-- The request --
In the material below, change every "coastline" to "shoreline" and reproduce all lines otherwise unchanged.

* * *

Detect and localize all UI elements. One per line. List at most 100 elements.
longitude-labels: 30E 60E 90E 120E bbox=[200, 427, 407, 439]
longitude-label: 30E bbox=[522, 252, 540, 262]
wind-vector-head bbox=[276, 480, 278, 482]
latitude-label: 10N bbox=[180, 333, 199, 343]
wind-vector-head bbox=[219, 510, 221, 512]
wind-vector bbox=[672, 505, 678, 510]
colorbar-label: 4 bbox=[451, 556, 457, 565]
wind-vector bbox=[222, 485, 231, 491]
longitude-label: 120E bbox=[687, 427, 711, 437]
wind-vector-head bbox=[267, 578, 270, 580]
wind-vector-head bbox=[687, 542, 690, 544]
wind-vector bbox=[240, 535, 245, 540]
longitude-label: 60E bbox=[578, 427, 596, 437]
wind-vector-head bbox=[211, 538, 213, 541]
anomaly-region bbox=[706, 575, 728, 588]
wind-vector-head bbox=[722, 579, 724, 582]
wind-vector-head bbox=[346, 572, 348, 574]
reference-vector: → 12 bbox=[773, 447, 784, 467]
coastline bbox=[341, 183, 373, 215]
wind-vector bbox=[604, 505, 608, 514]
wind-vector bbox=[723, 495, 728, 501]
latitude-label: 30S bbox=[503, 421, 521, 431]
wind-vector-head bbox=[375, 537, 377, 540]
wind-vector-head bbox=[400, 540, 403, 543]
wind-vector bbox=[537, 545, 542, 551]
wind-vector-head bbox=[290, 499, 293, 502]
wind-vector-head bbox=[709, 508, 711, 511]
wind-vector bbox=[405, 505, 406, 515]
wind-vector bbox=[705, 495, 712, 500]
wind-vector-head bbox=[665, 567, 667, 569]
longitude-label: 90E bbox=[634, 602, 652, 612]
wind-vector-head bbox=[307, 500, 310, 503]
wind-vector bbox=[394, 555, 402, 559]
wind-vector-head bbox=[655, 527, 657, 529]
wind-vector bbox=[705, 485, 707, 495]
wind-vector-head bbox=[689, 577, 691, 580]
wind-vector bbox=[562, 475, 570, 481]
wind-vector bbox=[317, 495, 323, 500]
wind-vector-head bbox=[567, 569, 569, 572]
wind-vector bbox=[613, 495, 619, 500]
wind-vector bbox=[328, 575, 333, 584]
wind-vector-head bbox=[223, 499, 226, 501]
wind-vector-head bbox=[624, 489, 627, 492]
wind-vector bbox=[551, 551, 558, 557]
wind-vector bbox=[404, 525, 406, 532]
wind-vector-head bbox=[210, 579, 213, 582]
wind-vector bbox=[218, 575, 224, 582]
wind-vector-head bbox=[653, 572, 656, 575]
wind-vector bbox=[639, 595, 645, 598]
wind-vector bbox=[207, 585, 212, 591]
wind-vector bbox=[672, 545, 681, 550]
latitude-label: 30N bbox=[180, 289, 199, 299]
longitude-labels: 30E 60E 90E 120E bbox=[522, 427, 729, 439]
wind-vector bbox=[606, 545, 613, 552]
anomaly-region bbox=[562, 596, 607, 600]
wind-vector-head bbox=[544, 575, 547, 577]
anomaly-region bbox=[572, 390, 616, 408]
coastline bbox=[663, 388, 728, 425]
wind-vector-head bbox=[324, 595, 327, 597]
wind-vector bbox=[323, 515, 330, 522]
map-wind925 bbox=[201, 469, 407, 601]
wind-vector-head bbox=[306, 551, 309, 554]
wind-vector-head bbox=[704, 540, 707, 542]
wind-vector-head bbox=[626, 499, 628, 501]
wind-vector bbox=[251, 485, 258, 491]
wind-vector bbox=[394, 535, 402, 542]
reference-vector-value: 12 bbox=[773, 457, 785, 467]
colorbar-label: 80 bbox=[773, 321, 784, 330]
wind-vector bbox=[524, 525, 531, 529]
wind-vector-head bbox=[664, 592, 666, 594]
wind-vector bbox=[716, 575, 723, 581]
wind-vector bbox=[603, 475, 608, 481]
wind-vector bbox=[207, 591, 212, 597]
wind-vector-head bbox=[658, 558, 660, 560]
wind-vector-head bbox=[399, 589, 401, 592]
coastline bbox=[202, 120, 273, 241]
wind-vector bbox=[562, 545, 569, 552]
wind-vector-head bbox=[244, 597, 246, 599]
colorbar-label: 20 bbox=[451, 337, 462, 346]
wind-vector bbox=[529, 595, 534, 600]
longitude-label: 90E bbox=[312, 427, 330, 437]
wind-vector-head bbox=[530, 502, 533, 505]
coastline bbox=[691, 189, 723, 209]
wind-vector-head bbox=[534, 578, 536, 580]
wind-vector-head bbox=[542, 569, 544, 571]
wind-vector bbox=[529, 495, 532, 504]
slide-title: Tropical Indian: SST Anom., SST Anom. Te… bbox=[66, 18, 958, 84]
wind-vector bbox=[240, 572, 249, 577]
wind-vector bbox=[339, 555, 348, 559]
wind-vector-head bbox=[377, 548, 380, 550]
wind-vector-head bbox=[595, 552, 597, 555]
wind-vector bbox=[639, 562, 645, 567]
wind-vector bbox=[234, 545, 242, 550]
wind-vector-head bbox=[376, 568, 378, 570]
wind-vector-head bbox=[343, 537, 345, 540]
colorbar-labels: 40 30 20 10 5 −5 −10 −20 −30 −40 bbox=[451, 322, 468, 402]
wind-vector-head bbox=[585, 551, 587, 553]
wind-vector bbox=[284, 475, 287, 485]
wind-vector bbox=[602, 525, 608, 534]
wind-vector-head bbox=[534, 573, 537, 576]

* * *

-- Task response --
Detect and localize all UI elements. One per line. List at most 100 elements.
longitude-labels: 30E 60E 90E 120E bbox=[200, 427, 407, 439]
longitude-label: 30E bbox=[522, 252, 540, 262]
wind-vector-head bbox=[276, 480, 278, 482]
latitude-label: 10N bbox=[180, 333, 199, 343]
wind-vector-head bbox=[219, 510, 221, 512]
wind-vector bbox=[672, 505, 678, 510]
colorbar-label: 4 bbox=[451, 556, 457, 565]
wind-vector bbox=[222, 485, 231, 491]
longitude-label: 120E bbox=[687, 427, 711, 437]
wind-vector-head bbox=[267, 578, 270, 580]
wind-vector-head bbox=[687, 542, 690, 544]
wind-vector bbox=[240, 535, 245, 540]
longitude-label: 60E bbox=[578, 427, 596, 437]
wind-vector-head bbox=[211, 538, 213, 541]
anomaly-region bbox=[706, 575, 728, 588]
wind-vector-head bbox=[722, 579, 724, 582]
wind-vector-head bbox=[346, 572, 348, 574]
reference-vector: → 12 bbox=[773, 447, 784, 467]
shoreline bbox=[341, 183, 373, 215]
wind-vector bbox=[604, 505, 608, 514]
wind-vector bbox=[723, 495, 728, 501]
latitude-label: 30S bbox=[503, 421, 521, 431]
wind-vector-head bbox=[375, 537, 377, 540]
wind-vector-head bbox=[400, 540, 403, 543]
wind-vector bbox=[537, 545, 542, 551]
wind-vector-head bbox=[290, 499, 293, 502]
wind-vector-head bbox=[709, 508, 711, 511]
wind-vector bbox=[405, 505, 406, 515]
wind-vector bbox=[705, 495, 712, 500]
wind-vector-head bbox=[665, 567, 667, 569]
longitude-label: 90E bbox=[634, 602, 652, 612]
wind-vector-head bbox=[307, 500, 310, 503]
wind-vector bbox=[394, 555, 402, 559]
wind-vector-head bbox=[655, 527, 657, 529]
wind-vector bbox=[705, 485, 707, 495]
wind-vector-head bbox=[689, 577, 691, 580]
wind-vector bbox=[562, 475, 570, 481]
wind-vector bbox=[317, 495, 323, 500]
wind-vector-head bbox=[567, 569, 569, 572]
wind-vector bbox=[613, 495, 619, 500]
wind-vector bbox=[328, 575, 333, 584]
wind-vector-head bbox=[223, 499, 226, 501]
wind-vector-head bbox=[624, 489, 627, 492]
wind-vector bbox=[551, 551, 558, 557]
wind-vector bbox=[404, 525, 406, 532]
wind-vector-head bbox=[210, 579, 213, 582]
wind-vector bbox=[218, 575, 224, 582]
wind-vector-head bbox=[653, 572, 656, 575]
wind-vector bbox=[639, 595, 645, 598]
wind-vector bbox=[207, 585, 212, 591]
wind-vector bbox=[672, 545, 681, 550]
latitude-label: 30N bbox=[180, 289, 199, 299]
longitude-labels: 30E 60E 90E 120E bbox=[522, 427, 729, 439]
wind-vector bbox=[606, 545, 613, 552]
anomaly-region bbox=[562, 596, 607, 600]
wind-vector-head bbox=[544, 575, 547, 577]
anomaly-region bbox=[572, 390, 616, 408]
shoreline bbox=[663, 388, 728, 425]
wind-vector-head bbox=[324, 595, 327, 597]
wind-vector bbox=[323, 515, 330, 522]
map-wind925 bbox=[201, 469, 407, 601]
wind-vector-head bbox=[306, 551, 309, 554]
wind-vector-head bbox=[704, 540, 707, 542]
wind-vector-head bbox=[626, 499, 628, 501]
wind-vector bbox=[251, 485, 258, 491]
wind-vector bbox=[394, 535, 402, 542]
reference-vector-value: 12 bbox=[773, 457, 785, 467]
colorbar-label: 80 bbox=[773, 321, 784, 330]
wind-vector bbox=[524, 525, 531, 529]
wind-vector-head bbox=[664, 592, 666, 594]
wind-vector bbox=[716, 575, 723, 581]
wind-vector bbox=[603, 475, 608, 481]
wind-vector bbox=[207, 591, 212, 597]
wind-vector-head bbox=[658, 558, 660, 560]
wind-vector-head bbox=[399, 589, 401, 592]
shoreline bbox=[202, 120, 273, 241]
wind-vector bbox=[562, 545, 569, 552]
wind-vector-head bbox=[244, 597, 246, 599]
colorbar-label: 20 bbox=[451, 337, 462, 346]
wind-vector bbox=[529, 595, 534, 600]
longitude-label: 90E bbox=[312, 427, 330, 437]
wind-vector-head bbox=[530, 502, 533, 505]
shoreline bbox=[691, 189, 723, 209]
wind-vector-head bbox=[534, 578, 536, 580]
wind-vector-head bbox=[542, 569, 544, 571]
wind-vector bbox=[529, 495, 532, 504]
slide-title: Tropical Indian: SST Anom., SST Anom. Te… bbox=[66, 18, 958, 84]
wind-vector bbox=[240, 572, 249, 577]
wind-vector bbox=[339, 555, 348, 559]
wind-vector-head bbox=[377, 548, 380, 550]
wind-vector-head bbox=[595, 552, 597, 555]
wind-vector bbox=[639, 562, 645, 567]
wind-vector bbox=[234, 545, 242, 550]
wind-vector-head bbox=[376, 568, 378, 570]
wind-vector-head bbox=[343, 537, 345, 540]
colorbar-labels: 40 30 20 10 5 −5 −10 −20 −30 −40 bbox=[451, 322, 468, 402]
wind-vector-head bbox=[585, 551, 587, 553]
wind-vector bbox=[284, 475, 287, 485]
wind-vector bbox=[602, 525, 608, 534]
wind-vector-head bbox=[534, 573, 537, 576]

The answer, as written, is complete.